Goal: Work out how many lines of the listing hold "type", then state only that count.

Dataset entries:
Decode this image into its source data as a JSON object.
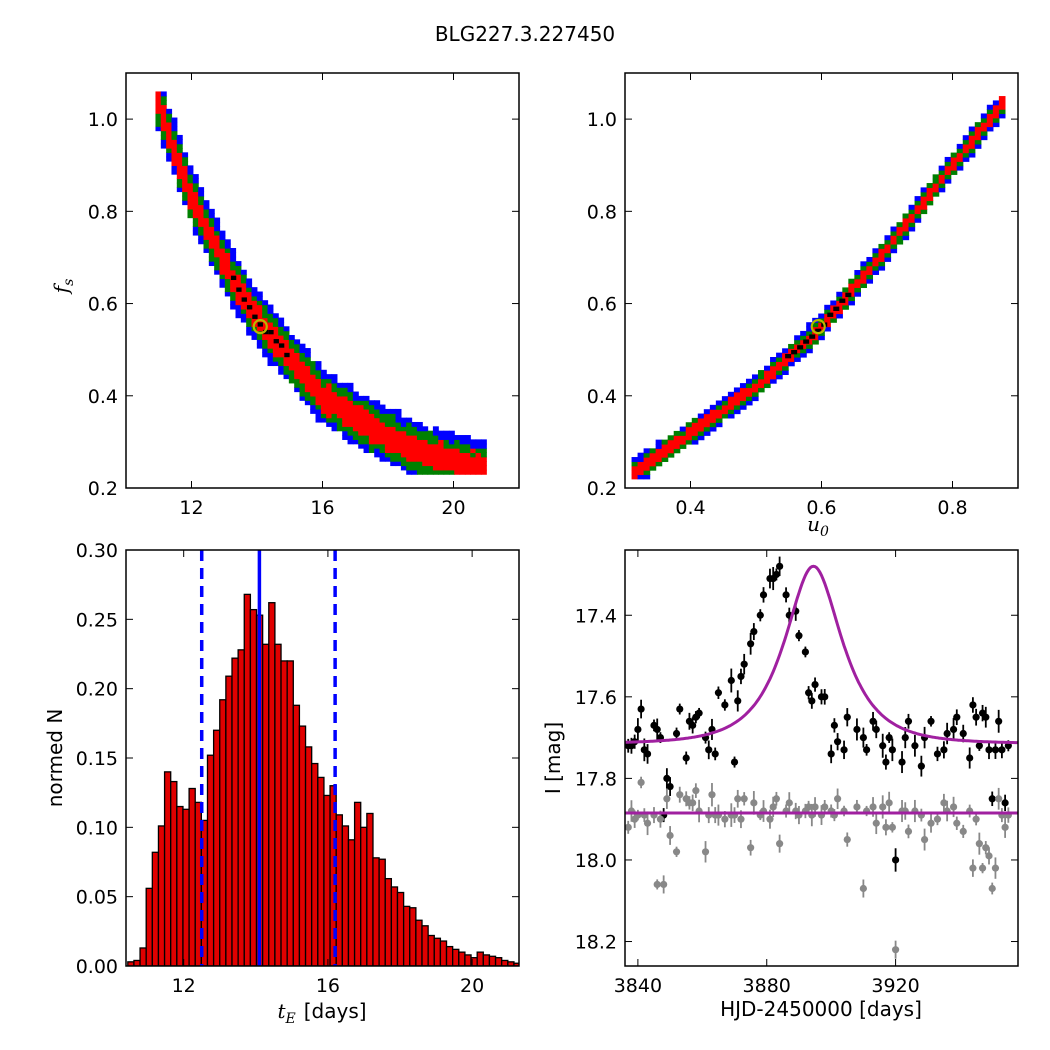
{
  "figure": {
    "title": "BLG227.3.227450",
    "colors": {
      "sigma1": "#ff0000",
      "sigma2": "#008000",
      "sigma3": "#0000ff",
      "best": "#000000",
      "marker": "#b8b800",
      "bars": "#e00000",
      "vlines": "#0000ff",
      "model": "#a020a0",
      "data_i": "#000000",
      "data_v": "#888888"
    }
  },
  "chart_data": [
    {
      "type": "heatmap",
      "panel": "top-left",
      "xlabel": "",
      "ylabel_symbol": "f",
      "ylabel_sub": "s",
      "xlim": [
        10.0,
        22.0
      ],
      "ylim": [
        0.2,
        1.1
      ],
      "xticks": [
        "12",
        "16",
        "20"
      ],
      "yticks": [
        "0.2",
        "0.4",
        "0.6",
        "0.8",
        "1.0"
      ],
      "xtick_values": [
        12,
        16,
        20
      ],
      "ytick_values": [
        0.2,
        0.4,
        0.6,
        0.8,
        1.0
      ],
      "band": {
        "centerline": [
          [
            10.9,
            1.05
          ],
          [
            12.0,
            0.83
          ],
          [
            13.2,
            0.66
          ],
          [
            14.2,
            0.55
          ],
          [
            16.0,
            0.4
          ],
          [
            17.5,
            0.33
          ],
          [
            19.0,
            0.28
          ],
          [
            21.0,
            0.24
          ]
        ],
        "half_width": {
          "sigma1": 0.028,
          "sigma2": 0.045,
          "sigma3": 0.06
        }
      },
      "best_fit_marker": {
        "x": 14.1,
        "y": 0.55
      }
    },
    {
      "type": "heatmap",
      "panel": "top-right",
      "xlabel_symbol": "u",
      "xlabel_sub": "0",
      "ylabel": "",
      "xlim": [
        0.3,
        0.9
      ],
      "ylim": [
        0.2,
        1.1
      ],
      "xticks": [
        "0.4",
        "0.6",
        "0.8"
      ],
      "yticks": [
        "0.2",
        "0.4",
        "0.6",
        "0.8",
        "1.0"
      ],
      "xtick_values": [
        0.4,
        0.6,
        0.8
      ],
      "ytick_values": [
        0.2,
        0.4,
        0.6,
        0.8,
        1.0
      ],
      "band": {
        "centerline": [
          [
            0.31,
            0.23
          ],
          [
            0.4,
            0.32
          ],
          [
            0.5,
            0.42
          ],
          [
            0.6,
            0.55
          ],
          [
            0.7,
            0.72
          ],
          [
            0.8,
            0.9
          ],
          [
            0.88,
            1.04
          ]
        ],
        "half_width": {
          "sigma1": 0.012,
          "sigma2": 0.02,
          "sigma3": 0.027
        }
      },
      "best_fit_marker": {
        "x": 0.595,
        "y": 0.55
      }
    },
    {
      "type": "bar",
      "panel": "bottom-left",
      "xlabel_symbol": "t",
      "xlabel_sub": "E",
      "xlabel_unit": "[days]",
      "ylabel": "normed N",
      "xlim": [
        10.4,
        21.3
      ],
      "ylim": [
        0.0,
        0.3
      ],
      "xticks": [
        "12",
        "16",
        "20"
      ],
      "yticks": [
        "0.00",
        "0.05",
        "0.10",
        "0.15",
        "0.20",
        "0.25",
        "0.30"
      ],
      "xtick_values": [
        12,
        16,
        20
      ],
      "ytick_values": [
        0.0,
        0.05,
        0.1,
        0.15,
        0.2,
        0.25,
        0.3
      ],
      "bin_start": 10.45,
      "bin_width": 0.17,
      "values": [
        0.003,
        0.004,
        0.013,
        0.056,
        0.082,
        0.101,
        0.14,
        0.133,
        0.115,
        0.113,
        0.128,
        0.118,
        0.105,
        0.152,
        0.17,
        0.192,
        0.209,
        0.222,
        0.228,
        0.268,
        0.257,
        0.253,
        0.232,
        0.262,
        0.232,
        0.22,
        0.22,
        0.188,
        0.173,
        0.158,
        0.146,
        0.136,
        0.123,
        0.13,
        0.109,
        0.101,
        0.091,
        0.118,
        0.1,
        0.11,
        0.078,
        0.077,
        0.063,
        0.057,
        0.053,
        0.043,
        0.042,
        0.033,
        0.029,
        0.022,
        0.02,
        0.018,
        0.014,
        0.012,
        0.01,
        0.008,
        0.006,
        0.01,
        0.008,
        0.007,
        0.006,
        0.004,
        0.003,
        0.002
      ],
      "vlines": {
        "median": 14.1,
        "lower": 12.5,
        "upper": 16.2
      }
    },
    {
      "type": "scatter",
      "panel": "bottom-right",
      "xlabel": "HJD-2450000 [days]",
      "ylabel": "I [mag]",
      "xlim": [
        3836,
        3958
      ],
      "ylim": [
        18.26,
        17.24
      ],
      "y_inverted": true,
      "xticks": [
        "3840",
        "3880",
        "3920"
      ],
      "yticks": [
        "17.4",
        "17.6",
        "17.8",
        "18.0",
        "18.2"
      ],
      "xtick_values": [
        3840,
        3880,
        3920
      ],
      "ytick_values": [
        17.4,
        17.6,
        17.8,
        18.0,
        18.2
      ],
      "model": {
        "t0": 3894.5,
        "u0": 0.595,
        "tE": 14.1,
        "base": 17.715,
        "mag_offset": 0.0
      },
      "flat_model": 17.885,
      "series": [
        {
          "color_key": "data_i",
          "points": [
            [
              3837,
              17.72
            ],
            [
              3838,
              17.72
            ],
            [
              3839,
              17.71
            ],
            [
              3840,
              17.68
            ],
            [
              3841,
              17.63
            ],
            [
              3842,
              17.73
            ],
            [
              3843,
              17.74
            ],
            [
              3845,
              17.67
            ],
            [
              3846,
              17.68
            ],
            [
              3847,
              17.7
            ],
            [
              3848,
              17.89
            ],
            [
              3849,
              17.8
            ],
            [
              3850,
              17.82
            ],
            [
              3852,
              17.69
            ],
            [
              3853,
              17.63
            ],
            [
              3855,
              17.75
            ],
            [
              3856,
              17.66
            ],
            [
              3857,
              17.67
            ],
            [
              3858,
              17.65
            ],
            [
              3859,
              17.64
            ],
            [
              3861,
              17.7
            ],
            [
              3862,
              17.73
            ],
            [
              3863,
              17.68
            ],
            [
              3864,
              17.74
            ],
            [
              3865,
              17.59
            ],
            [
              3867,
              17.62
            ],
            [
              3869,
              17.56
            ],
            [
              3870,
              17.76
            ],
            [
              3871,
              17.61
            ],
            [
              3872,
              17.55
            ],
            [
              3873,
              17.52
            ],
            [
              3875,
              17.47
            ],
            [
              3876,
              17.44
            ],
            [
              3878,
              17.4
            ],
            [
              3879,
              17.35
            ],
            [
              3881,
              17.31
            ],
            [
              3882,
              17.31
            ],
            [
              3883,
              17.3
            ],
            [
              3884,
              17.28
            ],
            [
              3886,
              17.35
            ],
            [
              3887,
              17.4
            ],
            [
              3889,
              17.39
            ],
            [
              3890,
              17.45
            ],
            [
              3892,
              17.49
            ],
            [
              3893,
              17.59
            ],
            [
              3894,
              17.61
            ],
            [
              3895,
              17.57
            ],
            [
              3897,
              17.6
            ],
            [
              3898,
              17.6
            ],
            [
              3900,
              17.74
            ],
            [
              3901,
              17.67
            ],
            [
              3902,
              17.71
            ],
            [
              3904,
              17.73
            ],
            [
              3905,
              17.65
            ],
            [
              3908,
              17.68
            ],
            [
              3910,
              17.7
            ],
            [
              3911,
              17.73
            ],
            [
              3913,
              17.66
            ],
            [
              3914,
              17.68
            ],
            [
              3916,
              17.72
            ],
            [
              3917,
              17.76
            ],
            [
              3918,
              17.7
            ],
            [
              3919,
              17.73
            ],
            [
              3920,
              18.0
            ],
            [
              3922,
              17.76
            ],
            [
              3923,
              17.7
            ],
            [
              3924,
              17.66
            ],
            [
              3926,
              17.72
            ],
            [
              3928,
              17.77
            ],
            [
              3929,
              17.7
            ],
            [
              3931,
              17.66
            ],
            [
              3933,
              17.74
            ],
            [
              3935,
              17.73
            ],
            [
              3936,
              17.69
            ],
            [
              3938,
              17.68
            ],
            [
              3939,
              17.65
            ],
            [
              3941,
              17.69
            ],
            [
              3943,
              17.75
            ],
            [
              3944,
              17.62
            ],
            [
              3945,
              17.65
            ],
            [
              3946,
              17.72
            ],
            [
              3947,
              17.64
            ],
            [
              3948,
              17.65
            ],
            [
              3949,
              17.73
            ],
            [
              3950,
              17.85
            ],
            [
              3951,
              17.73
            ],
            [
              3952,
              17.66
            ],
            [
              3953,
              17.73
            ],
            [
              3954,
              17.86
            ],
            [
              3955,
              17.72
            ]
          ]
        },
        {
          "color_key": "data_v",
          "points": [
            [
              3837,
              17.92
            ],
            [
              3838,
              17.88
            ],
            [
              3839,
              17.9
            ],
            [
              3840,
              17.89
            ],
            [
              3841,
              17.81
            ],
            [
              3842,
              17.89
            ],
            [
              3843,
              17.91
            ],
            [
              3845,
              17.89
            ],
            [
              3846,
              18.06
            ],
            [
              3847,
              17.9
            ],
            [
              3848,
              18.06
            ],
            [
              3849,
              17.85
            ],
            [
              3850,
              17.94
            ],
            [
              3852,
              17.98
            ],
            [
              3853,
              17.84
            ],
            [
              3855,
              17.85
            ],
            [
              3856,
              17.86
            ],
            [
              3857,
              17.86
            ],
            [
              3858,
              17.83
            ],
            [
              3859,
              17.88
            ],
            [
              3861,
              17.98
            ],
            [
              3862,
              17.89
            ],
            [
              3863,
              17.84
            ],
            [
              3864,
              17.89
            ],
            [
              3865,
              17.89
            ],
            [
              3867,
              17.9
            ],
            [
              3869,
              17.89
            ],
            [
              3870,
              17.89
            ],
            [
              3871,
              17.85
            ],
            [
              3872,
              17.9
            ],
            [
              3873,
              17.85
            ],
            [
              3875,
              17.97
            ],
            [
              3876,
              17.86
            ],
            [
              3878,
              17.89
            ],
            [
              3879,
              17.88
            ],
            [
              3881,
              17.9
            ],
            [
              3882,
              17.87
            ],
            [
              3883,
              17.85
            ],
            [
              3884,
              17.96
            ],
            [
              3886,
              17.88
            ],
            [
              3887,
              17.86
            ],
            [
              3889,
              17.88
            ],
            [
              3890,
              17.89
            ],
            [
              3892,
              17.88
            ],
            [
              3893,
              17.87
            ],
            [
              3894,
              17.89
            ],
            [
              3895,
              17.87
            ],
            [
              3897,
              17.89
            ],
            [
              3898,
              17.87
            ],
            [
              3900,
              17.88
            ],
            [
              3901,
              17.89
            ],
            [
              3902,
              17.85
            ],
            [
              3904,
              17.88
            ],
            [
              3905,
              17.95
            ],
            [
              3908,
              17.87
            ],
            [
              3910,
              18.07
            ],
            [
              3911,
              17.88
            ],
            [
              3913,
              17.87
            ],
            [
              3914,
              17.91
            ],
            [
              3916,
              17.87
            ],
            [
              3917,
              17.92
            ],
            [
              3918,
              17.86
            ],
            [
              3919,
              17.92
            ],
            [
              3920,
              18.22
            ],
            [
              3922,
              17.88
            ],
            [
              3923,
              17.88
            ],
            [
              3924,
              17.93
            ],
            [
              3926,
              17.88
            ],
            [
              3928,
              17.89
            ],
            [
              3929,
              17.95
            ],
            [
              3931,
              17.91
            ],
            [
              3933,
              17.9
            ],
            [
              3935,
              17.86
            ],
            [
              3936,
              17.88
            ],
            [
              3938,
              17.87
            ],
            [
              3939,
              17.91
            ],
            [
              3941,
              17.93
            ],
            [
              3943,
              17.88
            ],
            [
              3944,
              18.02
            ],
            [
              3945,
              17.9
            ],
            [
              3946,
              17.96
            ],
            [
              3947,
              18.02
            ],
            [
              3948,
              17.97
            ],
            [
              3949,
              17.99
            ],
            [
              3950,
              18.07
            ],
            [
              3951,
              18.02
            ],
            [
              3952,
              17.85
            ],
            [
              3953,
              17.89
            ],
            [
              3954,
              17.92
            ],
            [
              3955,
              17.89
            ]
          ]
        }
      ]
    }
  ]
}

Complete response: 4